Direction: Copy out all the entries word for word.

Begin Input records

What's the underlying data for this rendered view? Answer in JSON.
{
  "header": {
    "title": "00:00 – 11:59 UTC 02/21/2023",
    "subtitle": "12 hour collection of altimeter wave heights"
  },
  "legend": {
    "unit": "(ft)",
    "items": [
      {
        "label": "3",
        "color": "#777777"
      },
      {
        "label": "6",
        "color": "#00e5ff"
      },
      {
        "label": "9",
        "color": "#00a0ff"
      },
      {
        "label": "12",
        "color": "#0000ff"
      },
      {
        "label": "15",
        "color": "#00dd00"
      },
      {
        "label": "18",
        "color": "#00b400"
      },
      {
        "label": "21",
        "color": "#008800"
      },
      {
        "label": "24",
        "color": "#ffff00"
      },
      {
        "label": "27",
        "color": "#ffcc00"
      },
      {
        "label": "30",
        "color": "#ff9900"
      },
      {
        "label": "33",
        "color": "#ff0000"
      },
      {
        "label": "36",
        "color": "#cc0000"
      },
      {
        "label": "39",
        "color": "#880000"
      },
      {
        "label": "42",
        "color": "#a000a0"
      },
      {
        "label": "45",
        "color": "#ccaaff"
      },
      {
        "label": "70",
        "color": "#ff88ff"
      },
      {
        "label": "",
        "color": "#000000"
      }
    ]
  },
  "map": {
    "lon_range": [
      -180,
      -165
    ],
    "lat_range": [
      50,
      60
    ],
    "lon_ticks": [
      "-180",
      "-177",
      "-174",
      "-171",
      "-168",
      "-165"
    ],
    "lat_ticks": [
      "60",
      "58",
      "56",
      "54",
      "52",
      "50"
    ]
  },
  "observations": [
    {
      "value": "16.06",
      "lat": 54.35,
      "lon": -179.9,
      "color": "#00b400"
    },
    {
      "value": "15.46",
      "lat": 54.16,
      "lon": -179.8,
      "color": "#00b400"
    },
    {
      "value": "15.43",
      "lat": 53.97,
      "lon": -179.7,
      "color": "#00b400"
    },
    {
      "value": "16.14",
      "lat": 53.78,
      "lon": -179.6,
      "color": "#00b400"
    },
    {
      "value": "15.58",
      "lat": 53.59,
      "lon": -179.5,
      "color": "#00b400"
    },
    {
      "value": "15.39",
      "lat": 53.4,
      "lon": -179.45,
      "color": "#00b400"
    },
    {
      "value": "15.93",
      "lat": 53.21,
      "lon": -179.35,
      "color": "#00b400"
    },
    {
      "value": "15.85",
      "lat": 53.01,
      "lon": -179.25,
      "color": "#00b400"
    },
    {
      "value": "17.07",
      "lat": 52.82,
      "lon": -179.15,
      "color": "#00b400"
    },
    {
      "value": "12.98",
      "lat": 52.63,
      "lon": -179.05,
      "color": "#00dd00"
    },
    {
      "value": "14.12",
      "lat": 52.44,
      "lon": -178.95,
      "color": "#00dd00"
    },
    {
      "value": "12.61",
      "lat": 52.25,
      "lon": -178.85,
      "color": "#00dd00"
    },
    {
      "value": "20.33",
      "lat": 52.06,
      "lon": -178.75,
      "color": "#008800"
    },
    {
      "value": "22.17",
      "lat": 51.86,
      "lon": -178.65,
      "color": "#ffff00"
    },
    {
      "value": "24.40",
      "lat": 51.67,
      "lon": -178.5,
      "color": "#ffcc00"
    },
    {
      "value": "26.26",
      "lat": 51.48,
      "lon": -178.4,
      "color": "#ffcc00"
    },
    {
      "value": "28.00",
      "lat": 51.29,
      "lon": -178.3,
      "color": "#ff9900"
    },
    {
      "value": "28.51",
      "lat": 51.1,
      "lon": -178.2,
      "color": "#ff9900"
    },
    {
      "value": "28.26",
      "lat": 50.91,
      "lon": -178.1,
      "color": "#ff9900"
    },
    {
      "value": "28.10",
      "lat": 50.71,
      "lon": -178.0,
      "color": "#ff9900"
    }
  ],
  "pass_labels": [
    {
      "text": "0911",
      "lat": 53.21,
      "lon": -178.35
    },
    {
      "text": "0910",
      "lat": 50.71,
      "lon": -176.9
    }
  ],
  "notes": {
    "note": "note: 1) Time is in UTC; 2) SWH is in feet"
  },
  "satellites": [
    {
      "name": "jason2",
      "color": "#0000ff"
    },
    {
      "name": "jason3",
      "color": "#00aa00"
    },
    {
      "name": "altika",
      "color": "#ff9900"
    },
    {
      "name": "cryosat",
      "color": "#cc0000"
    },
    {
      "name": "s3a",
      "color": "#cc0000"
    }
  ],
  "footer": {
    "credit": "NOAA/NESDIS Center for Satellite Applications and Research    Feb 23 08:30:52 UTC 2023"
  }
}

End Input records

Exercise answer:
What's the underlying data for this rendered view? Answer in JSON.
{
  "header": {
    "title": "00:00 – 11:59 UTC 02/21/2023",
    "subtitle": "12 hour collection of altimeter wave heights"
  },
  "legend": {
    "unit": "(ft)",
    "items": [
      {
        "label": "3",
        "color": "#777777"
      },
      {
        "label": "6",
        "color": "#00e5ff"
      },
      {
        "label": "9",
        "color": "#00a0ff"
      },
      {
        "label": "12",
        "color": "#0000ff"
      },
      {
        "label": "15",
        "color": "#00dd00"
      },
      {
        "label": "18",
        "color": "#00b400"
      },
      {
        "label": "21",
        "color": "#008800"
      },
      {
        "label": "24",
        "color": "#ffff00"
      },
      {
        "label": "27",
        "color": "#ffcc00"
      },
      {
        "label": "30",
        "color": "#ff9900"
      },
      {
        "label": "33",
        "color": "#ff0000"
      },
      {
        "label": "36",
        "color": "#cc0000"
      },
      {
        "label": "39",
        "color": "#880000"
      },
      {
        "label": "42",
        "color": "#a000a0"
      },
      {
        "label": "45",
        "color": "#ccaaff"
      },
      {
        "label": "70",
        "color": "#ff88ff"
      },
      {
        "label": "",
        "color": "#000000"
      }
    ]
  },
  "map": {
    "lon_range": [
      -180,
      -165
    ],
    "lat_range": [
      50,
      60
    ],
    "lon_ticks": [
      "-180",
      "-177",
      "-174",
      "-171",
      "-168",
      "-165"
    ],
    "lat_ticks": [
      "60",
      "58",
      "56",
      "54",
      "52",
      "50"
    ]
  },
  "observations": [
    {
      "value": "16.06",
      "lat": 54.35,
      "lon": -179.9,
      "color": "#00b400"
    },
    {
      "value": "15.46",
      "lat": 54.16,
      "lon": -179.8,
      "color": "#00b400"
    },
    {
      "value": "15.43",
      "lat": 53.97,
      "lon": -179.7,
      "color": "#00b400"
    },
    {
      "value": "16.14",
      "lat": 53.78,
      "lon": -179.6,
      "color": "#00b400"
    },
    {
      "value": "15.58",
      "lat": 53.59,
      "lon": -179.5,
      "color": "#00b400"
    },
    {
      "value": "15.39",
      "lat": 53.4,
      "lon": -179.45,
      "color": "#00b400"
    },
    {
      "value": "15.93",
      "lat": 53.21,
      "lon": -179.35,
      "color": "#00b400"
    },
    {
      "value": "15.85",
      "lat": 53.01,
      "lon": -179.25,
      "color": "#00b400"
    },
    {
      "value": "17.07",
      "lat": 52.82,
      "lon": -179.15,
      "color": "#00b400"
    },
    {
      "value": "12.98",
      "lat": 52.63,
      "lon": -179.05,
      "color": "#00dd00"
    },
    {
      "value": "14.12",
      "lat": 52.44,
      "lon": -178.95,
      "color": "#00dd00"
    },
    {
      "value": "12.61",
      "lat": 52.25,
      "lon": -178.85,
      "color": "#00dd00"
    },
    {
      "value": "20.33",
      "lat": 52.06,
      "lon": -178.75,
      "color": "#008800"
    },
    {
      "value": "22.17",
      "lat": 51.86,
      "lon": -178.65,
      "color": "#ffff00"
    },
    {
      "value": "24.40",
      "lat": 51.67,
      "lon": -178.5,
      "color": "#ffcc00"
    },
    {
      "value": "26.26",
      "lat": 51.48,
      "lon": -178.4,
      "color": "#ffcc00"
    },
    {
      "value": "28.00",
      "lat": 51.29,
      "lon": -178.3,
      "color": "#ff9900"
    },
    {
      "value": "28.51",
      "lat": 51.1,
      "lon": -178.2,
      "color": "#ff9900"
    },
    {
      "value": "28.26",
      "lat": 50.91,
      "lon": -178.1,
      "color": "#ff9900"
    },
    {
      "value": "28.10",
      "lat": 50.71,
      "lon": -178.0,
      "color": "#ff9900"
    }
  ],
  "pass_labels": [
    {
      "text": "0911",
      "lat": 53.21,
      "lon": -178.35
    },
    {
      "text": "0910",
      "lat": 50.71,
      "lon": -176.9
    }
  ],
  "notes": {
    "note": "note: 1) Time is in UTC; 2) SWH is in feet"
  },
  "satellites": [
    {
      "name": "jason2",
      "color": "#0000ff"
    },
    {
      "name": "jason3",
      "color": "#00aa00"
    },
    {
      "name": "altika",
      "color": "#ff9900"
    },
    {
      "name": "cryosat",
      "color": "#cc0000"
    },
    {
      "name": "s3a",
      "color": "#cc0000"
    }
  ],
  "footer": {
    "credit": "NOAA/NESDIS Center for Satellite Applications and Research    Feb 23 08:30:52 UTC 2023"
  }
}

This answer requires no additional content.